* Excerpt

Figure 1.

Knockout of DUSP11 decreases the RISC activity of the BLV 5p miRNAs. (A) Schematic diagram of the BLV miRNA biogenesis pathway. (B) Diagram of the BLV-B5 miRNA RISC reporters. Two sites complementary to either the 5p miRNA (green boxes) or the 3p miRNA (orange boxes) were inserted into the 3′ untranslated region (UTR) of Renilla luciferase. In the B5-5p docking site mutant (DSM), point mutations were made in the sequence complementary to the B5-5p seed to interfere with RISC-mediated silencing. (C) Immunoblot analysis to confirm CRISPR/Cas9-mediated knockout of DUSP11 in DUSP11 knockout clone 16 (DUSP11-KO-16) HEK293T cells as compared with the parental (wild-type [WT]) HEK293T cells. (D) Luciferase assay to measure the RISC activity of BLV-B5 miRNAs in parental (wild-type) and DUSP11 knockout clone 16 HEK293T cells. Bars represent the mean luciferase ratio (Renilla/firefly) ± SEM normalized to pISK-EV and the vector 3′ UTR reporter. Transfections were performed in triplicate in each experiment. Eight experiments were performed for vector 3′ UTR, B5-5p RR, and B5-3p RR cotransfected with pISK-EV and pBLV-B5. Four experiments were performed for vector 3′ UTR, B5-5p RR, and B5-3p RR cotransfected with pBLV-B1. Three experiments were performed for the B5-5p DSM with all expression vectors. (E) Diagram of the Rluc reporter containing the majority of the ovine CECR1 3′ UTR (green box), which has five potential target sites of BLV(913)-miR-B5-5p. Point mutations in all potential B5-5p target sites were made (red ×) to generate the Rluc CECR1 3′ UTR control vector (CECR1 DSM). (F) Luciferase assay measuring the repression of the CECR1 3′ UTR and B5-5p DSM by BLV-B5-5p in wild-type and DUSP11 knockout HEK293T cells. Bars represent the mean luciferase ratio (Renilla/firefly) ± SEM from four experiments. Values were normalized to pISK-EV and the vector 3′ UTR reporter.

[Bounding box prediction data]
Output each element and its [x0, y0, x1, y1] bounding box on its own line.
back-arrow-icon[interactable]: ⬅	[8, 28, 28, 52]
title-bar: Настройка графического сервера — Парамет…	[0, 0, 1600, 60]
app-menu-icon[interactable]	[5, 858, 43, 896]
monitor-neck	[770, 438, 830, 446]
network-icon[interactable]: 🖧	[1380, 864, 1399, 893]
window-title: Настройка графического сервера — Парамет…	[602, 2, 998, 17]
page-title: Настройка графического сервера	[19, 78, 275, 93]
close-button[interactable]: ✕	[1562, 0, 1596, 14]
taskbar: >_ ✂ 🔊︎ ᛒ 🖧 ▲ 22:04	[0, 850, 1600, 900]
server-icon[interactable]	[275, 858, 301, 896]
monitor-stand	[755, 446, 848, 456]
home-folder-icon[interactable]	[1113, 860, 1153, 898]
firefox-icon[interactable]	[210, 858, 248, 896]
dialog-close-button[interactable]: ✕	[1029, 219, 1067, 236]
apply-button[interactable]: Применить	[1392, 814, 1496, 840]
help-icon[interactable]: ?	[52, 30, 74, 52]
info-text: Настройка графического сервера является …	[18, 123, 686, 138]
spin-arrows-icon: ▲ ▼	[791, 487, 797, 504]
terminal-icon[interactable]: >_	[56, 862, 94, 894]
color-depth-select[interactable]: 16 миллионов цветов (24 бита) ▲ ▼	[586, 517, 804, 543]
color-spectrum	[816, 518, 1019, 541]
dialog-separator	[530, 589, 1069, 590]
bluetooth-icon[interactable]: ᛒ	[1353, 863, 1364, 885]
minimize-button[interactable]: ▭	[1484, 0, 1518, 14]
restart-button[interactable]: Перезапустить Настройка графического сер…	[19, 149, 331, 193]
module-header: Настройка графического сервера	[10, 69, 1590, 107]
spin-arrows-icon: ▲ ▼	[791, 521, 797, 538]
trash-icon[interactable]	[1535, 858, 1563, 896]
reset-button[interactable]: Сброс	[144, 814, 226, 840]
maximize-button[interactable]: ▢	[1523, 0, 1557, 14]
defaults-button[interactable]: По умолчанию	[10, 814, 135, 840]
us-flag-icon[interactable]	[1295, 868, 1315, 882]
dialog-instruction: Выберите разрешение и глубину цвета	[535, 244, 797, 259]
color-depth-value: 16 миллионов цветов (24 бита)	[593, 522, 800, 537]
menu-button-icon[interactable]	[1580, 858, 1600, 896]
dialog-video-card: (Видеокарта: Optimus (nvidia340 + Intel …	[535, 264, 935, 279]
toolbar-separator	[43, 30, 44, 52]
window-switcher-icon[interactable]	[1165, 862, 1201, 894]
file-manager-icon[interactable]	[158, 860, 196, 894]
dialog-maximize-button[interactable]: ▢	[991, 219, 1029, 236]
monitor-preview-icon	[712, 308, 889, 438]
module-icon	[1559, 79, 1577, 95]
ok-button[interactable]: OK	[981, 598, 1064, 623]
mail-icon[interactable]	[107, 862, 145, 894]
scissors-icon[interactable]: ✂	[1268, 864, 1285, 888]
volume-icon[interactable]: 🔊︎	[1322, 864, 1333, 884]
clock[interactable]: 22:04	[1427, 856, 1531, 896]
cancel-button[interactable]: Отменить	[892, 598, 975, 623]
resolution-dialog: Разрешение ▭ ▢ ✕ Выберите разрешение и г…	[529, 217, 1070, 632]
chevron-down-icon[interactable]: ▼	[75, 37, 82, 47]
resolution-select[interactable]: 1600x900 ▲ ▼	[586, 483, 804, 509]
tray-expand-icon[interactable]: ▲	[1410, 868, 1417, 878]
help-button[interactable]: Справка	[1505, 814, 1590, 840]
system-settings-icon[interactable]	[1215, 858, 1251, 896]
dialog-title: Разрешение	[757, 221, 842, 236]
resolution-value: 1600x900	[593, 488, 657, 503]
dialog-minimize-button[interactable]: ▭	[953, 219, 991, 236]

* Your task
Using the figure legend, please explain in one to three sentences why point mutations were introduced in the B5-5p docking site mutant.

* Reply
The point mutations were placed in the sequence complementary to the B5-5p seed so that they would interfere with RISC-mediated silencing.